Set problem —
Set down all of the data that follows word for word, without the images.

Saved entries:
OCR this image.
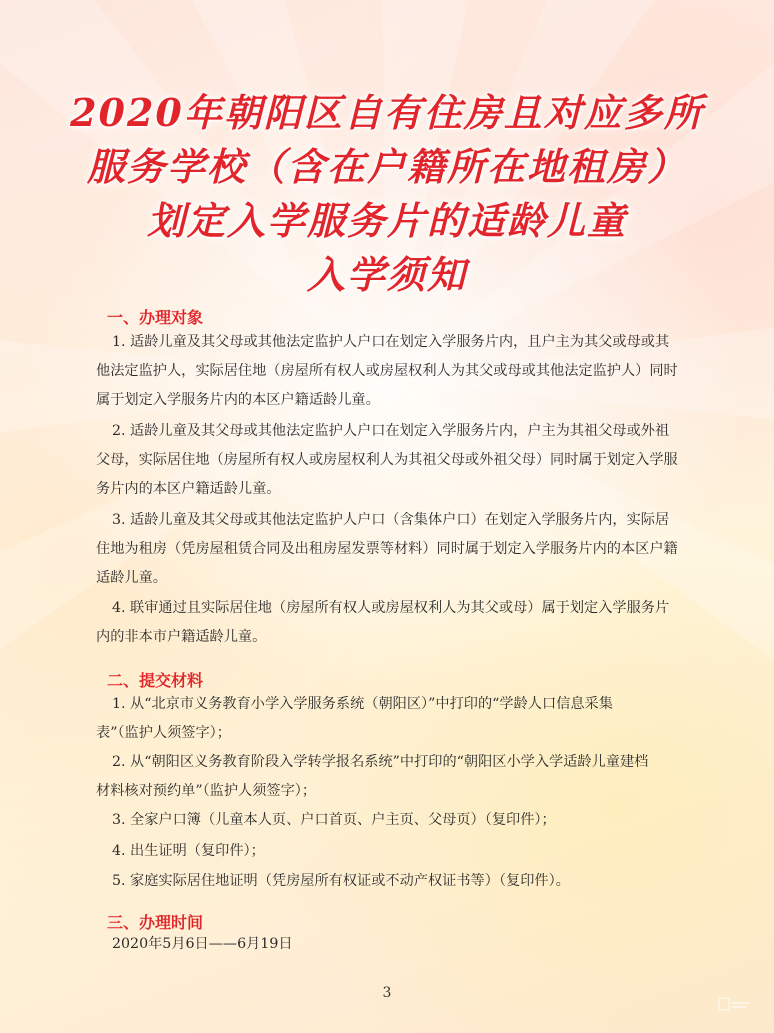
2020年朝阳区自有住房且对应多所
服务学校（含在户籍所在地租房）
划定入学服务片的适龄儿童
入学须知
一、办理对象
1. 适龄儿童及其父母或其他法定监护人户口在划定入学服务片内，且户主为其父或母或其
他法定监护人，实际居住地（房屋所有权人或房屋权利人为其父或母或其他法定监护人）同时
属于划定入学服务片内的本区户籍适龄儿童。
2. 适龄儿童及其父母或其他法定监护人户口在划定入学服务片内，户主为其祖父母或外祖
父母，实际居住地（房屋所有权人或房屋权利人为其祖父母或外祖父母）同时属于划定入学服
务片内的本区户籍适龄儿童。
3. 适龄儿童及其父母或其他法定监护人户口（含集体户口）在划定入学服务片内，实际居
住地为租房（凭房屋租赁合同及出租房屋发票等材料）同时属于划定入学服务片内的本区户籍
适龄儿童。
4. 联审通过且实际居住地（房屋所有权人或房屋权利人为其父或母）属于划定入学服务片
内的非本市户籍适龄儿童。
二、提交材料
1. 从“北京市义务教育小学入学服务系统（朝阳区）”中打印的“学龄人口信息采集
表”（监护人须签字）；
2. 从“朝阳区义务教育阶段入学转学报名系统”中打印的“朝阳区小学入学适龄儿童建档
材料核对预约单”（监护人须签字）；
3. 全家户口簿（儿童本人页、户口首页、户主页、父母页）（复印件）；
4. 出生证明（复印件）；
5. 家庭实际居住地证明（凭房屋所有权证或不动产权证书等）（复印件）。
三、办理时间
2020年5月6日——6月19日
3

Expected answer —
OCR this image.
2020年朝阳区自有住房且对应多所
服务学校（含在户籍所在地租房）
划定入学服务片的适龄儿童
入学须知
一、办理对象
1. 适龄儿童及其父母或其他法定监护人户口在划定入学服务片内，且户主为其父或母或其
他法定监护人，实际居住地（房屋所有权人或房屋权利人为其父或母或其他法定监护人）同时
属于划定入学服务片内的本区户籍适龄儿童。
2. 适龄儿童及其父母或其他法定监护人户口在划定入学服务片内，户主为其祖父母或外祖
父母，实际居住地（房屋所有权人或房屋权利人为其祖父母或外祖父母）同时属于划定入学服
务片内的本区户籍适龄儿童。
3. 适龄儿童及其父母或其他法定监护人户口（含集体户口）在划定入学服务片内，实际居
住地为租房（凭房屋租赁合同及出租房屋发票等材料）同时属于划定入学服务片内的本区户籍
适龄儿童。
4. 联审通过且实际居住地（房屋所有权人或房屋权利人为其父或母）属于划定入学服务片
内的非本市户籍适龄儿童。
二、提交材料
1. 从“北京市义务教育小学入学服务系统（朝阳区）”中打印的“学龄人口信息采集
表”（监护人须签字）；
2. 从“朝阳区义务教育阶段入学转学报名系统”中打印的“朝阳区小学入学适龄儿童建档
材料核对预约单”（监护人须签字）；
3. 全家户口簿（儿童本人页、户口首页、户主页、父母页）（复印件）；
4. 出生证明（复印件）；
5. 家庭实际居住地证明（凭房屋所有权证或不动产权证书等）（复印件）。
三、办理时间
2020年5月6日——6月19日
3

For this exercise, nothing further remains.